→ EXERCISE:
Each line containing the word "قاضی" must be collected.

Extracted data entries
-- START --
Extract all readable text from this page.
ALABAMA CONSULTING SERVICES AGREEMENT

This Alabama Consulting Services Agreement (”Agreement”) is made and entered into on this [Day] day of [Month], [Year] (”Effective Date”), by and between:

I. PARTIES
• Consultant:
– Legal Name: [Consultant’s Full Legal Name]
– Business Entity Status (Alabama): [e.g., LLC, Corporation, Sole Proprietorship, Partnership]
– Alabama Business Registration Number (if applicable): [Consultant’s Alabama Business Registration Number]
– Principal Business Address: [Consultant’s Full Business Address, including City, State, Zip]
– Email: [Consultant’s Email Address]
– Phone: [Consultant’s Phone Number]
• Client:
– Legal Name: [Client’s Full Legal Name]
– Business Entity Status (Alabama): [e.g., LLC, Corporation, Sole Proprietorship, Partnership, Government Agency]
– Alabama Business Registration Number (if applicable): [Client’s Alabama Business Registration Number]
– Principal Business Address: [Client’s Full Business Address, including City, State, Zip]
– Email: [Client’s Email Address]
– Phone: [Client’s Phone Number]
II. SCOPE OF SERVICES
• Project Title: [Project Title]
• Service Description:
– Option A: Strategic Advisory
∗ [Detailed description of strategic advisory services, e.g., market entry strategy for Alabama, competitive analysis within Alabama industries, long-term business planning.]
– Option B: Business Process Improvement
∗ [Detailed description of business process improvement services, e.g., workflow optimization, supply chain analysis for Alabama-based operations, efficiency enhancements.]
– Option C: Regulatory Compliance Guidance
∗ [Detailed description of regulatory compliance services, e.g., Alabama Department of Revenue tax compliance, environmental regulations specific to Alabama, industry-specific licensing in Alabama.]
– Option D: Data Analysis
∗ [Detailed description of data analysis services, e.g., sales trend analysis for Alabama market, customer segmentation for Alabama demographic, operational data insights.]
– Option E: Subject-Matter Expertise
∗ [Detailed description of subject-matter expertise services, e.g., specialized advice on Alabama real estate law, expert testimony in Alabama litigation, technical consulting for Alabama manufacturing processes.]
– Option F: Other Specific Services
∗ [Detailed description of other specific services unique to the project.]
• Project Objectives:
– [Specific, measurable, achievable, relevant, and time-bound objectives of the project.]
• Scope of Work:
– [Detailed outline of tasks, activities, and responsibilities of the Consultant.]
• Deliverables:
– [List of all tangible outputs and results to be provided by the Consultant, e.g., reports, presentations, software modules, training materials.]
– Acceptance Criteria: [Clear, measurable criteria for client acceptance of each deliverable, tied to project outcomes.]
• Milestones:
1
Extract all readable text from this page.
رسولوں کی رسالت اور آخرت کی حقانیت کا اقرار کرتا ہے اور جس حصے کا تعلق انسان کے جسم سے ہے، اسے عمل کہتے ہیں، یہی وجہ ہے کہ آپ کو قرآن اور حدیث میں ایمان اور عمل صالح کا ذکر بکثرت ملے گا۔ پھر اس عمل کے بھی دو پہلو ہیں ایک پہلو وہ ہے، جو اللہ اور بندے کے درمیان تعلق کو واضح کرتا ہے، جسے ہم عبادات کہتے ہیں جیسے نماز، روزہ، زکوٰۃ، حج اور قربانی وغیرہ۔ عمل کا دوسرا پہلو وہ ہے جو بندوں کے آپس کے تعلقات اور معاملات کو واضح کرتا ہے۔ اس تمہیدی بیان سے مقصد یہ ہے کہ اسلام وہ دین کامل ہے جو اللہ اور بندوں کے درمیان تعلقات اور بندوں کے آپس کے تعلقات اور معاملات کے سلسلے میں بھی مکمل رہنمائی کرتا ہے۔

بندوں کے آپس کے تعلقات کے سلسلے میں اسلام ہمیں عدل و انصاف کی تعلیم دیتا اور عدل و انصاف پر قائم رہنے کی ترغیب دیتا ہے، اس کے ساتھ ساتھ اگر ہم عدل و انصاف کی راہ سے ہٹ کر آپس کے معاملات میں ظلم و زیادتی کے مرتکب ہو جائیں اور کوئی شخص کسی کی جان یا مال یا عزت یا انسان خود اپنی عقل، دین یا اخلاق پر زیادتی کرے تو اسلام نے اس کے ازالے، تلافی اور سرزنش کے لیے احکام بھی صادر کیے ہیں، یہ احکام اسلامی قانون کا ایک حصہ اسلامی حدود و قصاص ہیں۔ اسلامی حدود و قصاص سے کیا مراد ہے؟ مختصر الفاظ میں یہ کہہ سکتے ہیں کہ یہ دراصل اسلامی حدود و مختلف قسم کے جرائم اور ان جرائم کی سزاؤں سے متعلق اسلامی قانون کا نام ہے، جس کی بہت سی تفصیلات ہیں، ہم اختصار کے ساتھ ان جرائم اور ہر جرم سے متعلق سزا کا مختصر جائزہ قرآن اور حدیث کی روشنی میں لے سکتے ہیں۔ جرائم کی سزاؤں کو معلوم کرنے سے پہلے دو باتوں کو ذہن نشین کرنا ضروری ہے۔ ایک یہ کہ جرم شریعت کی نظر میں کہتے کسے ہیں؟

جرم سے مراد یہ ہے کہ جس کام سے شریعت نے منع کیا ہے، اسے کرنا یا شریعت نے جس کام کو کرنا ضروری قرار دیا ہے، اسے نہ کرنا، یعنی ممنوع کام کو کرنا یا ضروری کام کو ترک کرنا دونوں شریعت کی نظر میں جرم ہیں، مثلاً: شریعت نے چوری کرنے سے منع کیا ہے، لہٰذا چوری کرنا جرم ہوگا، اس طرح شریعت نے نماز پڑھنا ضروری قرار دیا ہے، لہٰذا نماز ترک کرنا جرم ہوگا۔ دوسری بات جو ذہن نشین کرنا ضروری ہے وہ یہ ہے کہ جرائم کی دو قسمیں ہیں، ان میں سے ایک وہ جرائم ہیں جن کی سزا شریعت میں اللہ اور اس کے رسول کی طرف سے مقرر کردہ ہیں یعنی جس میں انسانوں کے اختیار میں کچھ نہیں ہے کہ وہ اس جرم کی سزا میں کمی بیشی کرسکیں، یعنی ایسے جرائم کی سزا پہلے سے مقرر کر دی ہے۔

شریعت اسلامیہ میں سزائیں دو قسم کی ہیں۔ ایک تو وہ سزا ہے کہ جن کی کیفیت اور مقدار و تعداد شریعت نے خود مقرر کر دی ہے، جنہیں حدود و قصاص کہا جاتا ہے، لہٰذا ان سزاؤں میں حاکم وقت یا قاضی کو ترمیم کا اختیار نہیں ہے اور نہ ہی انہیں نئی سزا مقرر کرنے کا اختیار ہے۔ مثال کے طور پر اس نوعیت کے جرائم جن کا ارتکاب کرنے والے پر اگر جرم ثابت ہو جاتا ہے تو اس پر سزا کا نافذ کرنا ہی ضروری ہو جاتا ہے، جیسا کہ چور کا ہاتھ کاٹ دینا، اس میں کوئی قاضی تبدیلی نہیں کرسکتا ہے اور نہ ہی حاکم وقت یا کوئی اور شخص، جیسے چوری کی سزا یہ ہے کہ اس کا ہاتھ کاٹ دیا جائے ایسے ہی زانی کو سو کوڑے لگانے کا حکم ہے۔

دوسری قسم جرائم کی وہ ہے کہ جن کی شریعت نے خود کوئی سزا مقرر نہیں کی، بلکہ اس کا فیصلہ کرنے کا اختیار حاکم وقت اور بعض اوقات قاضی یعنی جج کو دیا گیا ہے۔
-- END --
→ THE ANSWER:
شریعت اسلامیہ میں سزائیں دو قسم کی ہیں۔ ایک تو وہ سزا ہے کہ جن کی کیفیت اور مقدار و تعداد شریعت نے خود مقرر کر دی ہے، جنہیں حدود و قصاص کہا جاتا ہے، لہٰذا ان سزاؤں میں حاکم وقت یا قاضی کو ترمیم کا اختیار نہیں ہے اور نہ ہی انہیں نئی سزا مقرر کرنے کا اختیار ہے۔ مثال کے طور پر اس نوعیت کے جرائم جن کا ارتکاب کرنے والے پر اگر جرم ثابت ہو جاتا ہے تو اس پر سزا کا نافذ کرنا ہی ضروری ہو جاتا ہے، جیسا کہ چور کا ہاتھ کاٹ دینا، اس میں کوئی قاضی تبدیلی نہیں کرسکتا ہے اور نہ ہی حاکم وقت یا کوئی اور شخص، جیسے چوری کی سزا یہ ہے کہ اس کا ہاتھ کاٹ دیا جائے ایسے ہی زانی کو سو کوڑے لگانے کا حکم ہے۔
دوسری قسم جرائم کی وہ ہے کہ جن کی شریعت نے خود کوئی سزا مقرر نہیں کی، بلکہ اس کا فیصلہ کرنے کا اختیار حاکم وقت اور بعض اوقات قاضی یعنی جج کو دیا گیا ہے۔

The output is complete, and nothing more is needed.